— Records shown —
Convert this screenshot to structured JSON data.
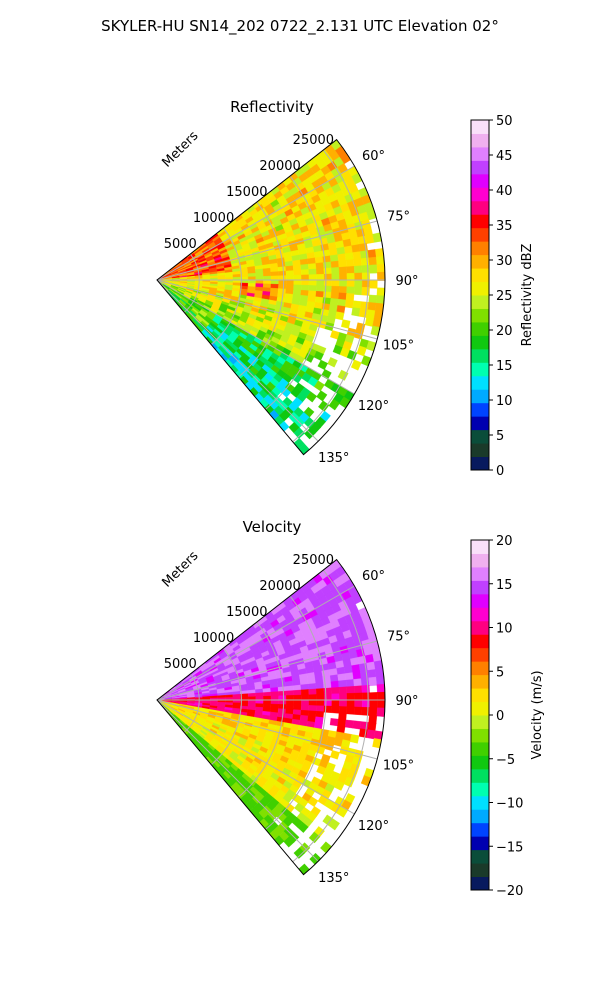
{
  "suptitle": "SKYLER-HU  SN14_202  0722_2.131 UTC Elevation 02°",
  "range_unit_label": "Meters",
  "chart_data": [
    {
      "type": "heatmap",
      "title": "Reflectivity",
      "projection": "polar sector (azimuth × range)",
      "azimuth_ticks": [
        "60°",
        "75°",
        "90°",
        "105°",
        "120°",
        "135°"
      ],
      "azimuth_range_deg": [
        52,
        140
      ],
      "range_ticks": [
        "5000",
        "10000",
        "15000",
        "20000",
        "25000"
      ],
      "range_max_m": 27000,
      "grid": true,
      "colorbar": {
        "label": "Reflectivity dBZ",
        "range": [
          0,
          50
        ],
        "ticks": [
          "0",
          "5",
          "10",
          "15",
          "20",
          "25",
          "30",
          "35",
          "40",
          "45",
          "50"
        ],
        "colors": [
          "#081a5e",
          "#1a3a2a",
          "#0a4d3a",
          "#0000b0",
          "#0044ff",
          "#00aaff",
          "#00e0ff",
          "#00ffb0",
          "#00e060",
          "#10c810",
          "#40d000",
          "#80e000",
          "#c0f020",
          "#f0f000",
          "#ffe000",
          "#ffb000",
          "#ff8000",
          "#ff4000",
          "#ff0000",
          "#ff0080",
          "#ff00d0",
          "#e000ff",
          "#c040ff",
          "#e080ff",
          "#f0b0f0",
          "#fae0fa"
        ]
      },
      "field_summary": "Mostly 20–35 dBZ (yellow/orange) with green 15–22 dBZ toward the southern sector and red 35–40 dBZ cells near the radar and around 95–100°"
    },
    {
      "type": "heatmap",
      "title": "Velocity",
      "projection": "polar sector (azimuth × range)",
      "azimuth_ticks": [
        "60°",
        "75°",
        "90°",
        "105°",
        "120°",
        "135°"
      ],
      "azimuth_range_deg": [
        52,
        140
      ],
      "range_ticks": [
        "5000",
        "10000",
        "15000",
        "20000",
        "25000"
      ],
      "range_max_m": 27000,
      "grid": true,
      "colorbar": {
        "label": "Velocity (m/s)",
        "range": [
          -20,
          20
        ],
        "ticks": [
          "−20",
          "−15",
          "−10",
          "−5",
          "0",
          "5",
          "10",
          "15",
          "20"
        ],
        "colors": [
          "#081a5e",
          "#1a3a2a",
          "#0a4d3a",
          "#0000b0",
          "#0044ff",
          "#00aaff",
          "#00e0ff",
          "#00ffb0",
          "#00e060",
          "#10c810",
          "#40d000",
          "#80e000",
          "#c0f020",
          "#f0f000",
          "#ffe000",
          "#ffb000",
          "#ff8000",
          "#ff4000",
          "#ff0000",
          "#ff0080",
          "#ff00d0",
          "#e000ff",
          "#c040ff",
          "#e080ff",
          "#f0b0f0",
          "#fae0fa"
        ]
      },
      "field_summary": "About 13–17 m/s (magenta/purple) at azimuths 55–85°, 7–12 m/s (red) near 88–100°, 0–5 m/s (yellow/orange) at 100–130°, −2 to −5 m/s (yellow-green) at 130–140°"
    }
  ]
}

— What to produce —
Output the data above in full and exactly, with every image left out.

— Result of this task —
Convert this screenshot to structured JSON data.
{
  "suptitle": "SKYLER-HU  SN14_202  0722_2.131 UTC Elevation 02°",
  "range_unit_label": "Meters",
  "chart_data": [
    {
      "type": "heatmap",
      "title": "Reflectivity",
      "projection": "polar sector (azimuth × range)",
      "azimuth_ticks": [
        "60°",
        "75°",
        "90°",
        "105°",
        "120°",
        "135°"
      ],
      "azimuth_range_deg": [
        52,
        140
      ],
      "range_ticks": [
        "5000",
        "10000",
        "15000",
        "20000",
        "25000"
      ],
      "range_max_m": 27000,
      "grid": true,
      "colorbar": {
        "label": "Reflectivity dBZ",
        "range": [
          0,
          50
        ],
        "ticks": [
          "0",
          "5",
          "10",
          "15",
          "20",
          "25",
          "30",
          "35",
          "40",
          "45",
          "50"
        ],
        "colors": [
          "#081a5e",
          "#1a3a2a",
          "#0a4d3a",
          "#0000b0",
          "#0044ff",
          "#00aaff",
          "#00e0ff",
          "#00ffb0",
          "#00e060",
          "#10c810",
          "#40d000",
          "#80e000",
          "#c0f020",
          "#f0f000",
          "#ffe000",
          "#ffb000",
          "#ff8000",
          "#ff4000",
          "#ff0000",
          "#ff0080",
          "#ff00d0",
          "#e000ff",
          "#c040ff",
          "#e080ff",
          "#f0b0f0",
          "#fae0fa"
        ]
      },
      "field_summary": "Mostly 20–35 dBZ (yellow/orange) with green 15–22 dBZ toward the southern sector and red 35–40 dBZ cells near the radar and around 95–100°"
    },
    {
      "type": "heatmap",
      "title": "Velocity",
      "projection": "polar sector (azimuth × range)",
      "azimuth_ticks": [
        "60°",
        "75°",
        "90°",
        "105°",
        "120°",
        "135°"
      ],
      "azimuth_range_deg": [
        52,
        140
      ],
      "range_ticks": [
        "5000",
        "10000",
        "15000",
        "20000",
        "25000"
      ],
      "range_max_m": 27000,
      "grid": true,
      "colorbar": {
        "label": "Velocity (m/s)",
        "range": [
          -20,
          20
        ],
        "ticks": [
          "−20",
          "−15",
          "−10",
          "−5",
          "0",
          "5",
          "10",
          "15",
          "20"
        ],
        "colors": [
          "#081a5e",
          "#1a3a2a",
          "#0a4d3a",
          "#0000b0",
          "#0044ff",
          "#00aaff",
          "#00e0ff",
          "#00ffb0",
          "#00e060",
          "#10c810",
          "#40d000",
          "#80e000",
          "#c0f020",
          "#f0f000",
          "#ffe000",
          "#ffb000",
          "#ff8000",
          "#ff4000",
          "#ff0000",
          "#ff0080",
          "#ff00d0",
          "#e000ff",
          "#c040ff",
          "#e080ff",
          "#f0b0f0",
          "#fae0fa"
        ]
      },
      "field_summary": "About 13–17 m/s (magenta/purple) at azimuths 55–85°, 7–12 m/s (red) near 88–100°, 0–5 m/s (yellow/orange) at 100–130°, −2 to −5 m/s (yellow-green) at 130–140°"
    }
  ]
}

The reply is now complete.